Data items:
"""
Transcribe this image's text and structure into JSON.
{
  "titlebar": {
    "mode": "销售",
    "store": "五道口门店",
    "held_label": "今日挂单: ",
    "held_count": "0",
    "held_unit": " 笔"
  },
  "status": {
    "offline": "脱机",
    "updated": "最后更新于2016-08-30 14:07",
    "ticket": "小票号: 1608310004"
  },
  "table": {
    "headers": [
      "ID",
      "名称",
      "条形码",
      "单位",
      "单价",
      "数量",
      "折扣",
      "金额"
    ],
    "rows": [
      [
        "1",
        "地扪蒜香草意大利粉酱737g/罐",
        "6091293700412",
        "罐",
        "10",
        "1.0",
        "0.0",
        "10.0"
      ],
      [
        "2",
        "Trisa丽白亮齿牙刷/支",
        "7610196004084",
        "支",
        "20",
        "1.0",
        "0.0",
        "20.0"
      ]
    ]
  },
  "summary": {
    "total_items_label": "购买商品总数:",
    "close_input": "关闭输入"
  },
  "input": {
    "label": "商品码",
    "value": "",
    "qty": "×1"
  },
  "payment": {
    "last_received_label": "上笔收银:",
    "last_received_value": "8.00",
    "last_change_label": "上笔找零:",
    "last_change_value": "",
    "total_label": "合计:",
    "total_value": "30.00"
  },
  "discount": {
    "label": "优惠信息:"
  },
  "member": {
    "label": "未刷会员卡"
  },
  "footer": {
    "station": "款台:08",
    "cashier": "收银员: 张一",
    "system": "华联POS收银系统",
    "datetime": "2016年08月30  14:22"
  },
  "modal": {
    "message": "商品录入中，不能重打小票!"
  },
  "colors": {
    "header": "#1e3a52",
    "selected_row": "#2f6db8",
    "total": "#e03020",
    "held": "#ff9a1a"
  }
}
"""
WHAT YOU SHOULD DO: Copy out all of the lines above exactly.

EXERCISE SOLUTION:
Transcribe this image's text and structure into JSON.
{
  "titlebar": {
    "mode": "销售",
    "store": "五道口门店",
    "held_label": "今日挂单: ",
    "held_count": "0",
    "held_unit": " 笔"
  },
  "status": {
    "offline": "脱机",
    "updated": "最后更新于2016-08-30 14:07",
    "ticket": "小票号: 1608310004"
  },
  "table": {
    "headers": [
      "ID",
      "名称",
      "条形码",
      "单位",
      "单价",
      "数量",
      "折扣",
      "金额"
    ],
    "rows": [
      [
        "1",
        "地扪蒜香草意大利粉酱737g/罐",
        "6091293700412",
        "罐",
        "10",
        "1.0",
        "0.0",
        "10.0"
      ],
      [
        "2",
        "Trisa丽白亮齿牙刷/支",
        "7610196004084",
        "支",
        "20",
        "1.0",
        "0.0",
        "20.0"
      ]
    ]
  },
  "summary": {
    "total_items_label": "购买商品总数:",
    "close_input": "关闭输入"
  },
  "input": {
    "label": "商品码",
    "value": "",
    "qty": "×1"
  },
  "payment": {
    "last_received_label": "上笔收银:",
    "last_received_value": "8.00",
    "last_change_label": "上笔找零:",
    "last_change_value": "",
    "total_label": "合计:",
    "total_value": "30.00"
  },
  "discount": {
    "label": "优惠信息:"
  },
  "member": {
    "label": "未刷会员卡"
  },
  "footer": {
    "station": "款台:08",
    "cashier": "收银员: 张一",
    "system": "华联POS收银系统",
    "datetime": "2016年08月30  14:22"
  },
  "modal": {
    "message": "商品录入中，不能重打小票!"
  },
  "colors": {
    "header": "#1e3a52",
    "selected_row": "#2f6db8",
    "total": "#e03020",
    "held": "#ff9a1a"
  }
}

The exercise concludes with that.